→ **The request**: Print, exactly and completely, every entry in the data.

* * *

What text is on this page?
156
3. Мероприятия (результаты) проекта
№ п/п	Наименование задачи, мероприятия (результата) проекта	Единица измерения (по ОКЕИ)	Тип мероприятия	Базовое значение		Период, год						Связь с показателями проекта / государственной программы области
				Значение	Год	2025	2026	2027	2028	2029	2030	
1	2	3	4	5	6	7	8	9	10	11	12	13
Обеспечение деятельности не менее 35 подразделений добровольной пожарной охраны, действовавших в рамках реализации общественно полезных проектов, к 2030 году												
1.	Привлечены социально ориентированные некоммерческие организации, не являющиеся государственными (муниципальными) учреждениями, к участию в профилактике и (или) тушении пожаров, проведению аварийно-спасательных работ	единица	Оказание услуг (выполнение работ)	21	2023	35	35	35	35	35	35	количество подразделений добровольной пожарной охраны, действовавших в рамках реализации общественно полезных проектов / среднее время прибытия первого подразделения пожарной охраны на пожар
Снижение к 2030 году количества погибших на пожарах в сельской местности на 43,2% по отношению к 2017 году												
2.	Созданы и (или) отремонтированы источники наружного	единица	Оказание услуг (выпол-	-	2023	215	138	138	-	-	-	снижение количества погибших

* * *

→ **In response**:
What text is on this page?
156
3. Мероприятия (результаты) проекта
№ п/п	Наименование задачи, мероприятия (результата) проекта	Единица измерения (по ОКЕИ)	Тип мероприятия	Базовое значение		Период, год						Связь с показателями проекта / государственной программы области
				Значение	Год	2025	2026	2027	2028	2029	2030	
1	2	3	4	5	6	7	8	9	10	11	12	13
Обеспечение деятельности не менее 35 подразделений добровольной пожарной охраны, действовавших в рамках реализации общественно полезных проектов, к 2030 году												
1.	Привлечены социально ориентированные некоммерческие организации, не являющиеся государственными (муниципальными) учреждениями, к участию в профилактике и (или) тушении пожаров, проведению аварийно-спасательных работ	единица	Оказание услуг (выполнение работ)	21	2023	35	35	35	35	35	35	количество подразделений добровольной пожарной охраны, действовавших в рамках реализации общественно полезных проектов / среднее время прибытия первого подразделения пожарной охраны на пожар
Снижение к 2030 году количества погибших на пожарах в сельской местности на 43,2% по отношению к 2017 году												
2.	Созданы и (или) отремонтированы источники наружного	единица	Оказание услуг (выпол-	-	2023	215	138	138	-	-	-	снижение количества погибших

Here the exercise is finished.